◆ Task goal ◆
Copy the material that follows word for word and omit its pictures.

— BEGIN Supplied material —

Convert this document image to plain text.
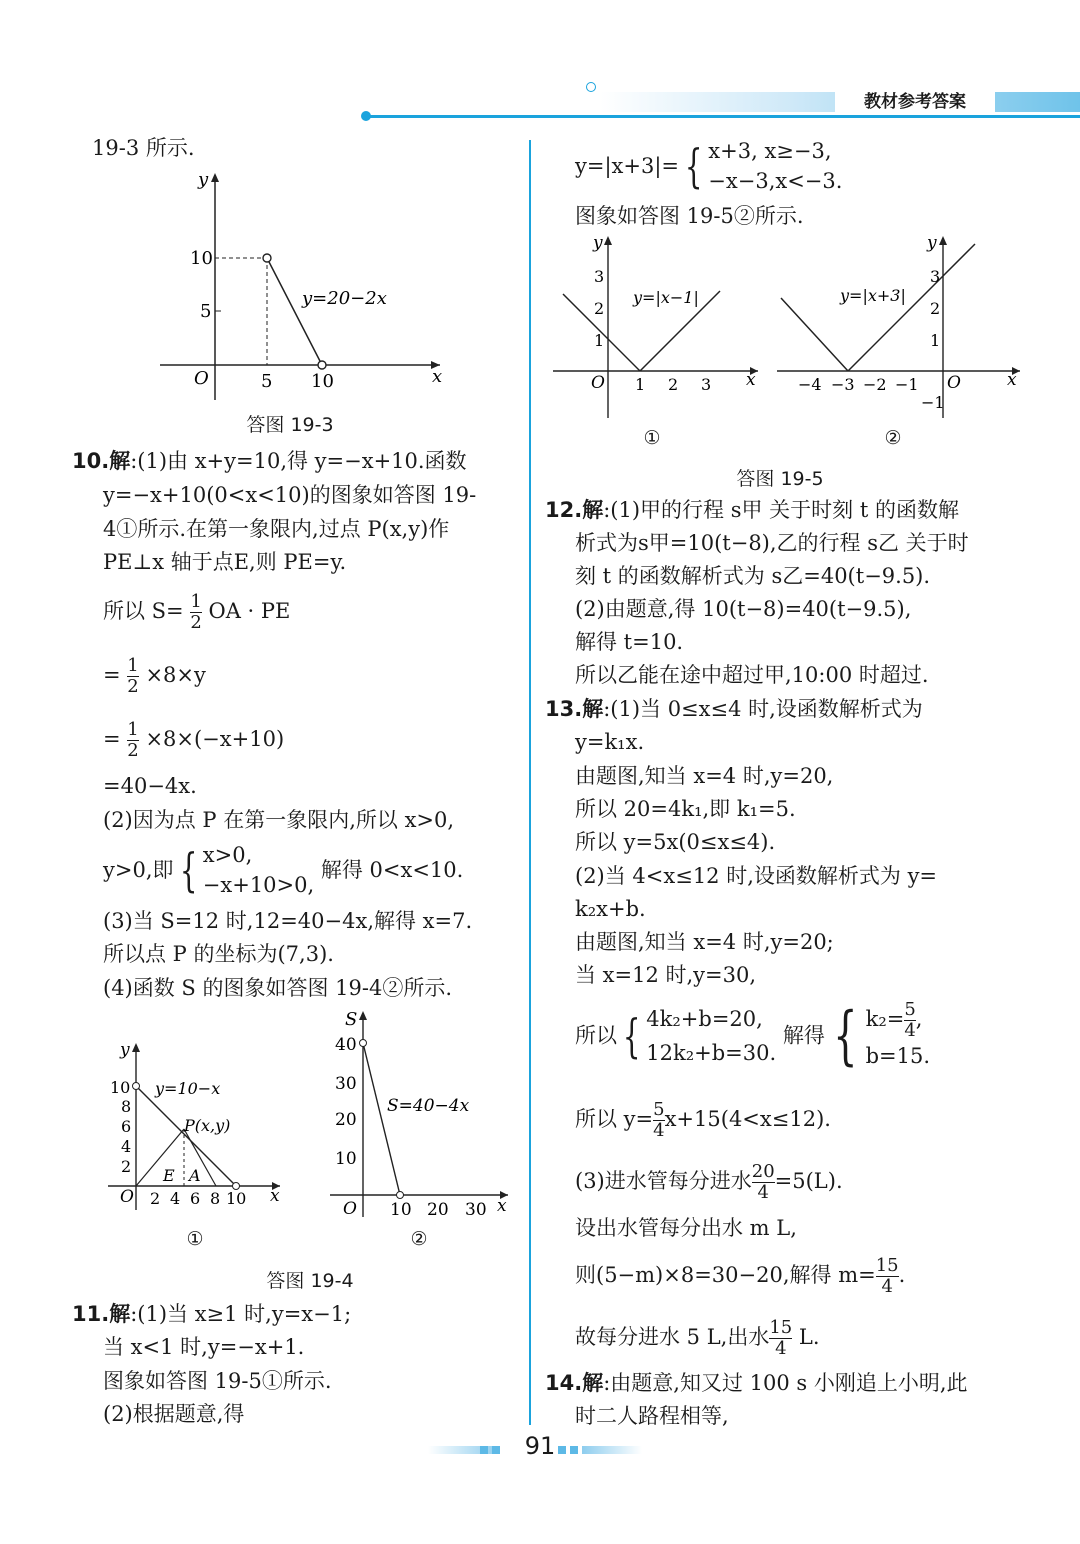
教材参考答案
19-3 所示.
y
10
5
O	5 10	x
y=20−2x
答图 19-3
10.解:(1)由 x+y=10,得 y=−x+10.函数
y=−x+10(0<x<10)的图象如答图 19-
4①所示.在第一象限内,过点 P(x,y)作
PE⊥x 轴于点E,则 PE=y.
所以 $S= \frac{1}{2}$ OA · PE
= $\frac{1}{2} \times 8\times y$
= $\frac{1}{2} \times 8\times(-x+10)$
=40−4x.
(2)因为点 P 在第一象限内,所以 x>0,
y>0,即 { x>0,
−x+10>0, 解得 0<x<10.
(3)当 S=12 时,12=40−4x,解得 x=7.
所以点 P 的坐标为(7,3).
(4)函数 S 的图象如答图 19-4②所示.
y
10
8
6
4
2
O 2 4 6 8 10 x
y=10−x
P(x,y)
E A
①
S
40
30
20
10
O 10 20 30 x
S=40−4x
②
答图 19-4
11.解:(1)当 x≥1 时,y=x−1;
当 x<1 时,y=−x+1.
图象如答图 19-5①所示.
(2)根据题意,得
y=|x+3|= { x+3, x≥−3,
−x−3,x<−3.
图象如答图 19-5②所示.
y
3
2
1
O 1 2 3 x
y=|x−1|
①
y
3
2
1
−1
O
−4 −3 −2 −1	x
y=|x+3|
②
答图 19-5
12.解:(1)甲的行程 s甲 关于时刻 t 的函数解
析式为s甲=10(t−8),乙的行程 s乙 关于时
刻 t 的函数解析式为 s乙=40(t−9.5).
(2)由题意,得 10(t−8)=40(t−9.5),
解得 t=10.
所以乙能在途中超过甲,10:00 时超过.
13.解:(1)当 0≤x≤4 时,设函数解析式为
y=k₁x.
由题图,知当 x=4 时,y=20,
所以 20=4k₁,即 k₁=5.
所以 y=5x(0≤x≤4).
(2)当 4<x≤12 时,设函数解析式为 y=
k₂x+b.
由题图,知当 x=4 时,y=20;
当 x=12 时,y=30,
所以 { 4k₂+b=20,
12k₂+b=30. 解得 { $k_2= \frac{5}{4}$ ,
b=15.
所以 $y= \frac{5}{4} x+15(4<x\le 12)$.
(3)进水管每分进水 $\frac{20}{4} =5(L)$.
设出水管每分出水 m L,
则(5−m)×8=30−20,解得 $m= \frac{15}{4}$ .
故每分进水 5 L,出水 $\frac{15}{4} L$.
14.解:由题意,知又过 100 s 小刚追上小明,此
时二人路程相等,
91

— END Supplied material —

◆ Written solution ◆
Convert this document image to plain text.
教材参考答案
19-3 所示.
y
10
5
O	5 10	x
y=20−2x
答图 19-3
10.解:(1)由 x+y=10,得 y=−x+10.函数
y=−x+10(0<x<10)的图象如答图 19-
4①所示.在第一象限内,过点 P(x,y)作
PE⊥x 轴于点E,则 PE=y.
所以 $S= \frac{1}{2}$ OA · PE
= $\frac{1}{2} \times 8\times y$
= $\frac{1}{2} \times 8\times(-x+10)$
=40−4x.
(2)因为点 P 在第一象限内,所以 x>0,
y>0,即 { x>0,
−x+10>0, 解得 0<x<10.
(3)当 S=12 时,12=40−4x,解得 x=7.
所以点 P 的坐标为(7,3).
(4)函数 S 的图象如答图 19-4②所示.
y
10
8
6
4
2
O 2 4 6 8 10 x
y=10−x
P(x,y)
E A
①
S
40
30
20
10
O 10 20 30 x
S=40−4x
②
答图 19-4
11.解:(1)当 x≥1 时,y=x−1;
当 x<1 时,y=−x+1.
图象如答图 19-5①所示.
(2)根据题意,得
y=|x+3|= { x+3, x≥−3,
−x−3,x<−3.
图象如答图 19-5②所示.
y
3
2
1
O 1 2 3 x
y=|x−1|
①
y
3
2
1
−1
O
−4 −3 −2 −1	x
y=|x+3|
②
答图 19-5
12.解:(1)甲的行程 s甲 关于时刻 t 的函数解
析式为s甲=10(t−8),乙的行程 s乙 关于时
刻 t 的函数解析式为 s乙=40(t−9.5).
(2)由题意,得 10(t−8)=40(t−9.5),
解得 t=10.
所以乙能在途中超过甲,10:00 时超过.
13.解:(1)当 0≤x≤4 时,设函数解析式为
y=k₁x.
由题图,知当 x=4 时,y=20,
所以 20=4k₁,即 k₁=5.
所以 y=5x(0≤x≤4).
(2)当 4<x≤12 时,设函数解析式为 y=
k₂x+b.
由题图,知当 x=4 时,y=20;
当 x=12 时,y=30,
所以 { 4k₂+b=20,
12k₂+b=30. 解得 { $k_2= \frac{5}{4}$ ,
b=15.
所以 $y= \frac{5}{4} x+15(4<x\le 12)$.
(3)进水管每分进水 $\frac{20}{4} =5(L)$.
设出水管每分出水 m L,
则(5−m)×8=30−20,解得 $m= \frac{15}{4}$ .
故每分进水 5 L,出水 $\frac{15}{4} L$.
14.解:由题意,知又过 100 s 小刚追上小明,此
时二人路程相等,
91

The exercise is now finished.